======== Given entries ========

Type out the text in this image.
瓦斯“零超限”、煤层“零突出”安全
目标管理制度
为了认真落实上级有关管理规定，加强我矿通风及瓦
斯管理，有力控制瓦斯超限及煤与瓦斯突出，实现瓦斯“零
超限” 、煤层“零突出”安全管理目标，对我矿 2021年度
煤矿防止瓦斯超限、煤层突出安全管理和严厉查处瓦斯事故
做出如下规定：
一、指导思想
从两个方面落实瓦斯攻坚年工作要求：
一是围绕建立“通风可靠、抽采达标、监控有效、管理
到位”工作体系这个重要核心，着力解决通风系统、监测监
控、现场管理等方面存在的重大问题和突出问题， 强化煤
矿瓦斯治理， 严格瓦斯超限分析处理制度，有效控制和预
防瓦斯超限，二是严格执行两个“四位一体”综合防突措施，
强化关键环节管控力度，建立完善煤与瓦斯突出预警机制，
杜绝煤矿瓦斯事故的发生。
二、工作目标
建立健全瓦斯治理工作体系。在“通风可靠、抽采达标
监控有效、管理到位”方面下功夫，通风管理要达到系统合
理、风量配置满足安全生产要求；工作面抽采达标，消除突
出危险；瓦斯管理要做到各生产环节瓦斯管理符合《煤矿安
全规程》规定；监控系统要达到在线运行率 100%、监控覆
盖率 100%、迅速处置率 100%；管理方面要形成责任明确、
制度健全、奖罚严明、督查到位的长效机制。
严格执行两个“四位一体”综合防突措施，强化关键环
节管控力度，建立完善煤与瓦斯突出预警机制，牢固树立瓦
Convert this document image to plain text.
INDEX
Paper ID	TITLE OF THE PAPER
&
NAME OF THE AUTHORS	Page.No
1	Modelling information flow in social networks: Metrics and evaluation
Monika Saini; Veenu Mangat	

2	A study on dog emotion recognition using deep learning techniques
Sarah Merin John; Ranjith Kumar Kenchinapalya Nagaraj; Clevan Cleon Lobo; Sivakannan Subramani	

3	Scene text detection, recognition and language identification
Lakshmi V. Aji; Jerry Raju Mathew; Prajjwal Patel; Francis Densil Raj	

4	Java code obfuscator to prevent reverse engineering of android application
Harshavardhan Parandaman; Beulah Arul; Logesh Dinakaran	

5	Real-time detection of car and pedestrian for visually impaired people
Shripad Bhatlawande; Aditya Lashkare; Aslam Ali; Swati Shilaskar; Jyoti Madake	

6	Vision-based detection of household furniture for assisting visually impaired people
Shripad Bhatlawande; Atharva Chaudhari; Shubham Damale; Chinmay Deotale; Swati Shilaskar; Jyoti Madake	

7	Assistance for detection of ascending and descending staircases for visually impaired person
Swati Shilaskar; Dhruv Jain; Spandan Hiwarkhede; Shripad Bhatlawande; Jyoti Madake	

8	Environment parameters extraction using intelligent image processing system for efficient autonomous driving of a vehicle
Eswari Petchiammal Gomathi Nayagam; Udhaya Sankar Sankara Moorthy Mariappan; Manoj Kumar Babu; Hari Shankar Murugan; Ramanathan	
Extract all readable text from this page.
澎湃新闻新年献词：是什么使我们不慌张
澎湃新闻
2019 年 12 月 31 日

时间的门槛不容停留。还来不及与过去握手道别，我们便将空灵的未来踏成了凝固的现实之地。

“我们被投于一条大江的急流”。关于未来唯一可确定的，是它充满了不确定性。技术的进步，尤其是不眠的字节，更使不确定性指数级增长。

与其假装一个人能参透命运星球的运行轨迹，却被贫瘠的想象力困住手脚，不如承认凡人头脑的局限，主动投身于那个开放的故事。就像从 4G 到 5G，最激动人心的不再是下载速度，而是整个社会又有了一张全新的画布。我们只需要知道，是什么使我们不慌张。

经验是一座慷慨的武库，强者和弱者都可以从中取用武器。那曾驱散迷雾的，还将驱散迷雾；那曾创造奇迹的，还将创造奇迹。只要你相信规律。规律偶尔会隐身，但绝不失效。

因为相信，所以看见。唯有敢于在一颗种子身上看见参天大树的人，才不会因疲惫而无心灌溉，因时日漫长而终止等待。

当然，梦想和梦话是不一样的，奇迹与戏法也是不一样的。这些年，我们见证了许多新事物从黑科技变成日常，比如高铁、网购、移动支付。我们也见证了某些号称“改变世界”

========

Given exercise:
Find all the lines containing "using" in the material, then copy them.

Final result:
2	A study on dog emotion recognition using deep learning techniques
8	Environment parameters extraction using intelligent image processing system for efficient autonomous driving of a vehicle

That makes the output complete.